(Records contained in a dataset)
● ● ● ● ●

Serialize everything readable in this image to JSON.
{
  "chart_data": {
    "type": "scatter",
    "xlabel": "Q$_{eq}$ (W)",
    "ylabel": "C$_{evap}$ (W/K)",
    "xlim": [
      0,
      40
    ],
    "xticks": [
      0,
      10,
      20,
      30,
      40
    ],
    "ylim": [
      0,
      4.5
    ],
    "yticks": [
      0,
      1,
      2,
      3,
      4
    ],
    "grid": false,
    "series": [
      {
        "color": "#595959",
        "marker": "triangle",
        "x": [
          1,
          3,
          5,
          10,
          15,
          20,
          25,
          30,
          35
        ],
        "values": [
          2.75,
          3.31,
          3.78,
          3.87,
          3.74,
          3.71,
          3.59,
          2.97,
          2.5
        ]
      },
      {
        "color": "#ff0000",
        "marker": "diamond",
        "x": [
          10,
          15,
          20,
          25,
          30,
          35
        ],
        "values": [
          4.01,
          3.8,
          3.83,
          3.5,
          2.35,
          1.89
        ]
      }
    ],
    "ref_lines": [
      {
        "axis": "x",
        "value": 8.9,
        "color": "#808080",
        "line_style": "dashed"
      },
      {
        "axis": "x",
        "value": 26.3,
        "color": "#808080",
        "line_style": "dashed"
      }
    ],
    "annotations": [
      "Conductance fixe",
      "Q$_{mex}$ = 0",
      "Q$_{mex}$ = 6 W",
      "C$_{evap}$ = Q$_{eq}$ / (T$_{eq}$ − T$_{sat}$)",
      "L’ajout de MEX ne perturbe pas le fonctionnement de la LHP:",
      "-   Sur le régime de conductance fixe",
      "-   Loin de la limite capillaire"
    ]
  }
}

● ● ● ● ●

**Exercise instructions:**
Every line of the records above needs to be given again exactly.

**Exercise result:**
Serialize everything readable in this image to JSON.
{
  "chart_data": {
    "type": "scatter",
    "xlabel": "Q$_{eq}$ (W)",
    "ylabel": "C$_{evap}$ (W/K)",
    "xlim": [
      0,
      40
    ],
    "xticks": [
      0,
      10,
      20,
      30,
      40
    ],
    "ylim": [
      0,
      4.5
    ],
    "yticks": [
      0,
      1,
      2,
      3,
      4
    ],
    "grid": false,
    "series": [
      {
        "color": "#595959",
        "marker": "triangle",
        "x": [
          1,
          3,
          5,
          10,
          15,
          20,
          25,
          30,
          35
        ],
        "values": [
          2.75,
          3.31,
          3.78,
          3.87,
          3.74,
          3.71,
          3.59,
          2.97,
          2.5
        ]
      },
      {
        "color": "#ff0000",
        "marker": "diamond",
        "x": [
          10,
          15,
          20,
          25,
          30,
          35
        ],
        "values": [
          4.01,
          3.8,
          3.83,
          3.5,
          2.35,
          1.89
        ]
      }
    ],
    "ref_lines": [
      {
        "axis": "x",
        "value": 8.9,
        "color": "#808080",
        "line_style": "dashed"
      },
      {
        "axis": "x",
        "value": 26.3,
        "color": "#808080",
        "line_style": "dashed"
      }
    ],
    "annotations": [
      "Conductance fixe",
      "Q$_{mex}$ = 0",
      "Q$_{mex}$ = 6 W",
      "C$_{evap}$ = Q$_{eq}$ / (T$_{eq}$ − T$_{sat}$)",
      "L’ajout de MEX ne perturbe pas le fonctionnement de la LHP:",
      "-   Sur le régime de conductance fixe",
      "-   Loin de la limite capillaire"
    ]
  }
}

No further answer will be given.